DATASET ROWS —
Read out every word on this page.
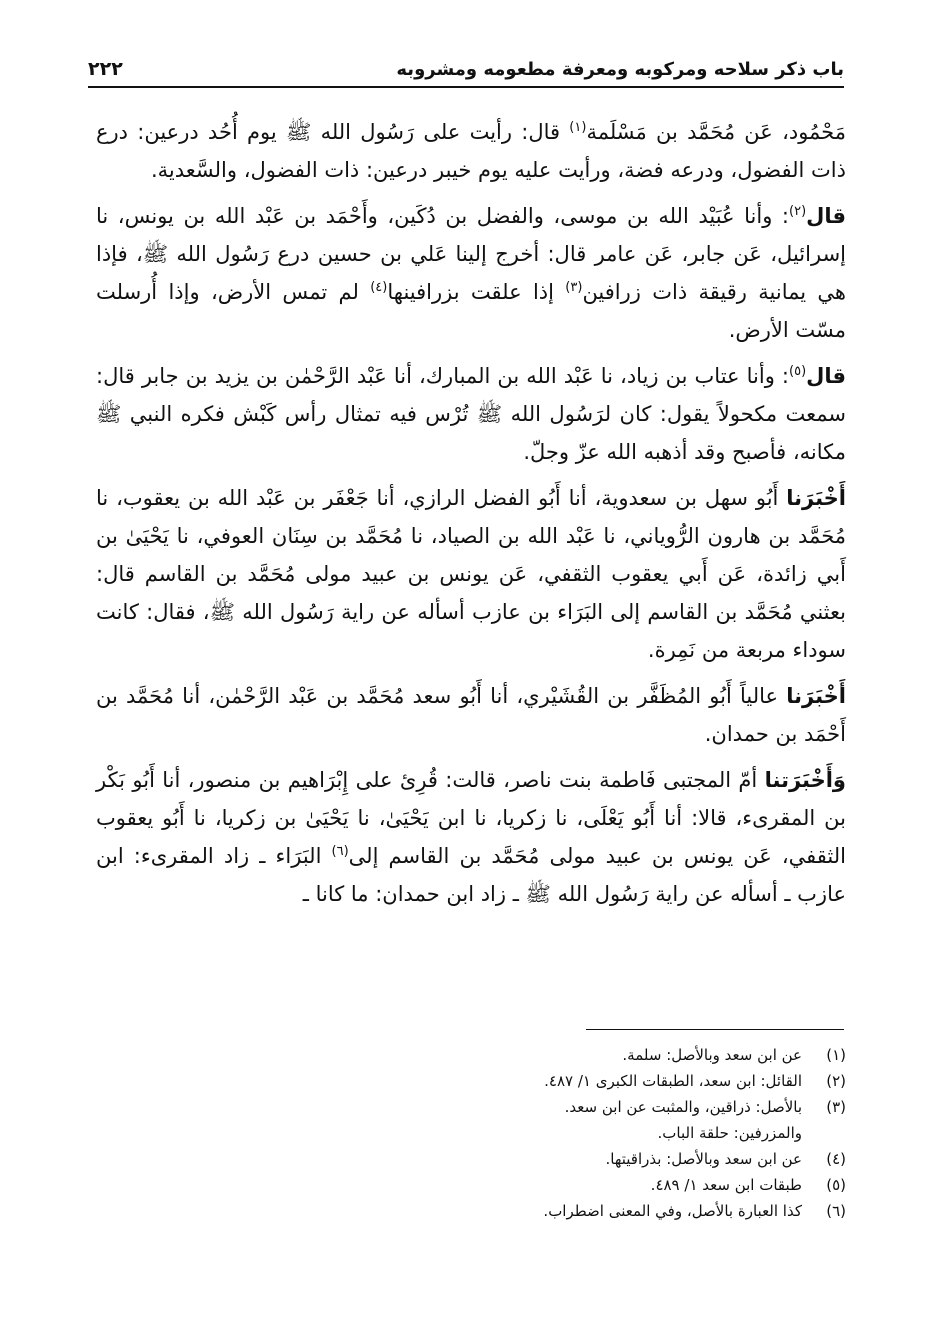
باب ذكر سلاحه ومركوبه ومعرفة مطعومه ومشروبه
٢٢٢

مَحْمُود، عَن مُحَمَّد بن مَسْلَمة$^{(١)}$ قال: رأيت على رَسُول الله ﷺ يوم أُحُد درعين: درع ذات الفضول، ودرعه فضة، ورأيت عليه يوم خيبر درعين: ذات الفضول، والسَّعدية.

قال$^{(٢)}$: وأنا عُبَيْد الله بن موسى، والفضل بن دُكَين، وأَحْمَد بن عَبْد الله بن يونس، نا إسرائيل، عَن جابر، عَن عامر قال: أخرج إلينا عَلي بن حسين درع رَسُول الله ﷺ، فإذا هي يمانية رقيقة ذات زرافين$^{(٣)}$ إذا علقت بزرافينها$^{(٤)}$ لم تمس الأرض، وإذا أُرسلت مسّت الأرض.

قال$^{(٥)}$: وأنا عتاب بن زياد، نا عَبْد الله بن المبارك، أنا عَبْد الرَّحْمٰن بن يزيد بن جابر قال: سمعت مكحولاً يقول: كان لرَسُول الله ﷺ تُرْس فيه تمثال رأس كَبْش فكره النبي ﷺ مكانه، فأصبح وقد أذهبه الله عزّ وجلّ.

أَخْبَرَنا أَبُو سهل بن سعدوية، أنا أَبُو الفضل الرازي، أنا جَعْفَر بن عَبْد الله بن يعقوب، نا مُحَمَّد بن هارون الرُّوياني، نا عَبْد الله بن الصياد، نا مُحَمَّد بن سِنَان العوفي، نا يَحْيَىٰ بن أَبي زائدة، عَن أَبي يعقوب الثقفي، عَن يونس بن عبيد مولى مُحَمَّد بن القاسم قال: بعثني مُحَمَّد بن القاسم إلى البَرَاء بن عازب أسأله عن راية رَسُول الله ﷺ، فقال: كانت سوداء مربعة من نَمِرة.

أَخْبَرَنا عالياً أَبُو المُظَفَّر بن القُشَيْري، أنا أَبُو سعد مُحَمَّد بن عَبْد الرَّحْمٰن، أنا مُحَمَّد بن أَحْمَد بن حمدان.

وَأَخْبَرَتنا أمّ المجتبى فَاطمة بنت ناصر، قالت: قُرِئ على إِبْرَاهيم بن منصور، أنا أَبُو بَكْر بن المقرىء، قالا: أنا أَبُو يَعْلَى، نا زكريا، نا ابن يَحْيَىٰ، نا يَحْيَىٰ بن زكريا، نا أَبُو يعقوب الثقفي، عَن يونس بن عبيد مولى مُحَمَّد بن القاسم إلى$^{(٦)}$ البَرَاء ـ زاد المقرىء: ابن عازب ـ أسأله عن راية رَسُول الله ﷺ ـ زاد ابن حمدان: ما كانا ـ

(١)
عن ابن سعد وبالأصل: سلمة.
(٢)
القائل: ابن سعد، الطبقات الكبرى ١/ ٤٨٧.
(٣)
بالأصل: ذراقين، والمثبت عن ابن سعد.
والمزرفين: حلقة الباب.
(٤)
عن ابن سعد وبالأصل: بذراقيتها.
(٥)
طبقات ابن سعد ١/ ٤٨٩.
(٦)
كذا العبارة بالأصل، وفي المعنى اضطراب.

TASK —
From the entries above, select each line containing the string "الثقفي".

EXPECTED ANSWER —
أَخْبَرَنا أَبُو سهل بن سعدوية، أنا أَبُو الفضل الرازي، أنا جَعْفَر بن عَبْد الله بن يعقوب، نا مُحَمَّد بن هارون الرُّوياني، نا عَبْد الله بن الصياد، نا مُحَمَّد بن سِنَان العوفي، نا يَحْيَىٰ بن أَبي زائدة، عَن أَبي يعقوب الثقفي، عَن يونس بن عبيد مولى مُحَمَّد بن القاسم قال: بعثني مُحَمَّد بن القاسم إلى البَرَاء بن عازب أسأله عن راية رَسُول الله ﷺ، فقال: كانت سوداء مربعة من نَمِرة.
وَأَخْبَرَتنا أمّ المجتبى فَاطمة بنت ناصر، قالت: قُرِئ على إِبْرَاهيم بن منصور، أنا أَبُو بَكْر بن المقرىء، قالا: أنا أَبُو يَعْلَى، نا زكريا، نا ابن يَحْيَىٰ، نا يَحْيَىٰ بن زكريا، نا أَبُو يعقوب الثقفي، عَن يونس بن عبيد مولى مُحَمَّد بن القاسم إلى$^{(٦)}$ البَرَاء ـ زاد المقرىء: ابن عازب ـ أسأله عن راية رَسُول الله ﷺ ـ زاد ابن حمدان: ما كانا ـ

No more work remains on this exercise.